Start

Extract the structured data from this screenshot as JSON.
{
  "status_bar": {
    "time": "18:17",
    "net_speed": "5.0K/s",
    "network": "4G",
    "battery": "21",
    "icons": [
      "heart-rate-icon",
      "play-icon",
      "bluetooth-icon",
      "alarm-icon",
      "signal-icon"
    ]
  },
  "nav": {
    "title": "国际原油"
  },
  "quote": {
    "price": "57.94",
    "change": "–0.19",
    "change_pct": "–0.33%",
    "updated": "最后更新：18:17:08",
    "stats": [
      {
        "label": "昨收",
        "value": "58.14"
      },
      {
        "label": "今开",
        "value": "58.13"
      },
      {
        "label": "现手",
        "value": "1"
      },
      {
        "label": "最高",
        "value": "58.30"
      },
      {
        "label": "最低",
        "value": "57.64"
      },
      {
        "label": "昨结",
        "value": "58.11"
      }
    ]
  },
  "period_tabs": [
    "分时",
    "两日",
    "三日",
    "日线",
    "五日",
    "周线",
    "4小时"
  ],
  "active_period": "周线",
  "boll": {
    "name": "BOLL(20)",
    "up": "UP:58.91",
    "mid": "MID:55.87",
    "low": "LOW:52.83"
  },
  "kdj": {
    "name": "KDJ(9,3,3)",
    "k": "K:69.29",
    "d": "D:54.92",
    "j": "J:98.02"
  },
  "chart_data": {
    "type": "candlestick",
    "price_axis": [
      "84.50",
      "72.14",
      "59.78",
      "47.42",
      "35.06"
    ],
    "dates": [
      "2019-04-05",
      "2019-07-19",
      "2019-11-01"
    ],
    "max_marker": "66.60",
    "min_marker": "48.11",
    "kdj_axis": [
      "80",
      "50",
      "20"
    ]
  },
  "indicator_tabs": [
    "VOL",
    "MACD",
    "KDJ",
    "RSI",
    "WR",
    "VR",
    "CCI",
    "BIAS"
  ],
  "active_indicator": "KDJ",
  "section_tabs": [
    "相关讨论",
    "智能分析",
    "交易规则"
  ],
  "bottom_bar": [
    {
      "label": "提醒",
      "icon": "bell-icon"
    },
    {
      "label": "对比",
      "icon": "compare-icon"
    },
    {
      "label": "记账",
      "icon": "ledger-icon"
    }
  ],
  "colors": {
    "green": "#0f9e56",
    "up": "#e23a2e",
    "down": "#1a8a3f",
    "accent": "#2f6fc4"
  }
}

End

**The exercise**. Output the listing above word for word.

**The solution**.
Extract the structured data from this screenshot as JSON.
{
  "status_bar": {
    "time": "18:17",
    "net_speed": "5.0K/s",
    "network": "4G",
    "battery": "21",
    "icons": [
      "heart-rate-icon",
      "play-icon",
      "bluetooth-icon",
      "alarm-icon",
      "signal-icon"
    ]
  },
  "nav": {
    "title": "国际原油"
  },
  "quote": {
    "price": "57.94",
    "change": "–0.19",
    "change_pct": "–0.33%",
    "updated": "最后更新：18:17:08",
    "stats": [
      {
        "label": "昨收",
        "value": "58.14"
      },
      {
        "label": "今开",
        "value": "58.13"
      },
      {
        "label": "现手",
        "value": "1"
      },
      {
        "label": "最高",
        "value": "58.30"
      },
      {
        "label": "最低",
        "value": "57.64"
      },
      {
        "label": "昨结",
        "value": "58.11"
      }
    ]
  },
  "period_tabs": [
    "分时",
    "两日",
    "三日",
    "日线",
    "五日",
    "周线",
    "4小时"
  ],
  "active_period": "周线",
  "boll": {
    "name": "BOLL(20)",
    "up": "UP:58.91",
    "mid": "MID:55.87",
    "low": "LOW:52.83"
  },
  "kdj": {
    "name": "KDJ(9,3,3)",
    "k": "K:69.29",
    "d": "D:54.92",
    "j": "J:98.02"
  },
  "chart_data": {
    "type": "candlestick",
    "price_axis": [
      "84.50",
      "72.14",
      "59.78",
      "47.42",
      "35.06"
    ],
    "dates": [
      "2019-04-05",
      "2019-07-19",
      "2019-11-01"
    ],
    "max_marker": "66.60",
    "min_marker": "48.11",
    "kdj_axis": [
      "80",
      "50",
      "20"
    ]
  },
  "indicator_tabs": [
    "VOL",
    "MACD",
    "KDJ",
    "RSI",
    "WR",
    "VR",
    "CCI",
    "BIAS"
  ],
  "active_indicator": "KDJ",
  "section_tabs": [
    "相关讨论",
    "智能分析",
    "交易规则"
  ],
  "bottom_bar": [
    {
      "label": "提醒",
      "icon": "bell-icon"
    },
    {
      "label": "对比",
      "icon": "compare-icon"
    },
    {
      "label": "记账",
      "icon": "ledger-icon"
    }
  ],
  "colors": {
    "green": "#0f9e56",
    "up": "#e23a2e",
    "down": "#1a8a3f",
    "accent": "#2f6fc4"
  }
}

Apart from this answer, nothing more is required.